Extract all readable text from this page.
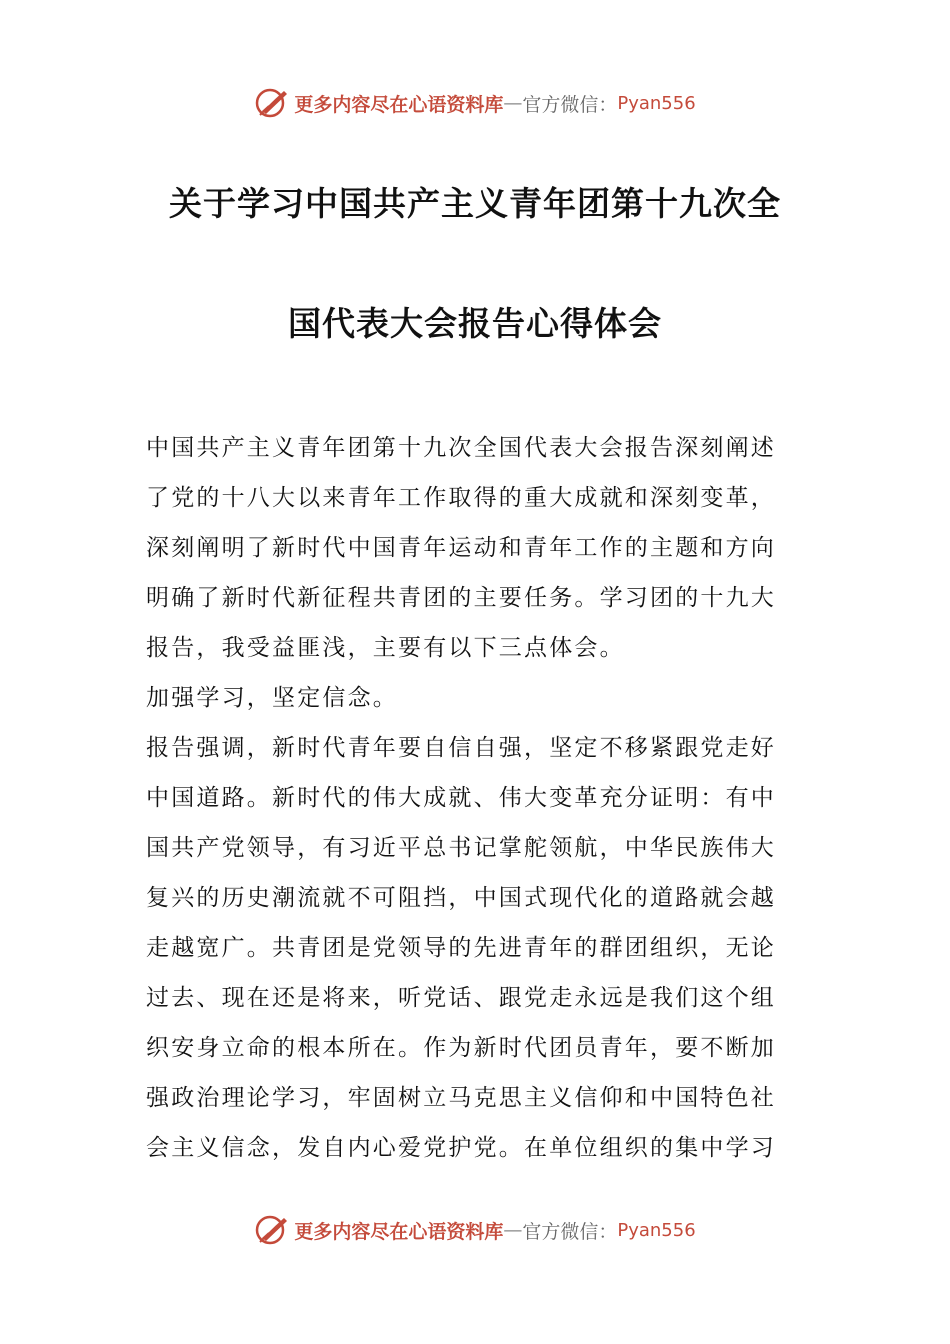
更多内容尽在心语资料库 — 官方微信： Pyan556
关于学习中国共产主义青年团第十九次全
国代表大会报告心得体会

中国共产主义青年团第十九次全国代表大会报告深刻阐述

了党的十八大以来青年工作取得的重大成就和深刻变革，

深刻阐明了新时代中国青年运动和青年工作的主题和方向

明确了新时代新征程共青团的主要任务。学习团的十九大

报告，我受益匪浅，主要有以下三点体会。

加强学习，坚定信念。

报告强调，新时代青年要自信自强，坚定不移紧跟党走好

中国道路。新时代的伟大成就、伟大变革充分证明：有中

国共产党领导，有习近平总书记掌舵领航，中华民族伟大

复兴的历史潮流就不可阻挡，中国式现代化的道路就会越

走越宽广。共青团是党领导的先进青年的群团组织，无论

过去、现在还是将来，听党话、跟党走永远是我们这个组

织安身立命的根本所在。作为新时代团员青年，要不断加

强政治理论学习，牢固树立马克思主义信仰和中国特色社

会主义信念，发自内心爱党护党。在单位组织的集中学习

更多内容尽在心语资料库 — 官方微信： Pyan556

### Work instructions
Images in the records should not be copied. Repeat all the rest exactly.

### Finished exercise
Extract all readable text from this page.
更多内容尽在心语资料库 — 官方微信： Pyan556
关于学习中国共产主义青年团第十九次全
国代表大会报告心得体会

中国共产主义青年团第十九次全国代表大会报告深刻阐述

了党的十八大以来青年工作取得的重大成就和深刻变革，

深刻阐明了新时代中国青年运动和青年工作的主题和方向

明确了新时代新征程共青团的主要任务。学习团的十九大

报告，我受益匪浅，主要有以下三点体会。

加强学习，坚定信念。

报告强调，新时代青年要自信自强，坚定不移紧跟党走好

中国道路。新时代的伟大成就、伟大变革充分证明：有中

国共产党领导，有习近平总书记掌舵领航，中华民族伟大

复兴的历史潮流就不可阻挡，中国式现代化的道路就会越

走越宽广。共青团是党领导的先进青年的群团组织，无论

过去、现在还是将来，听党话、跟党走永远是我们这个组

织安身立命的根本所在。作为新时代团员青年，要不断加

强政治理论学习，牢固树立马克思主义信仰和中国特色社

会主义信念，发自内心爱党护党。在单位组织的集中学习

更多内容尽在心语资料库 — 官方微信： Pyan556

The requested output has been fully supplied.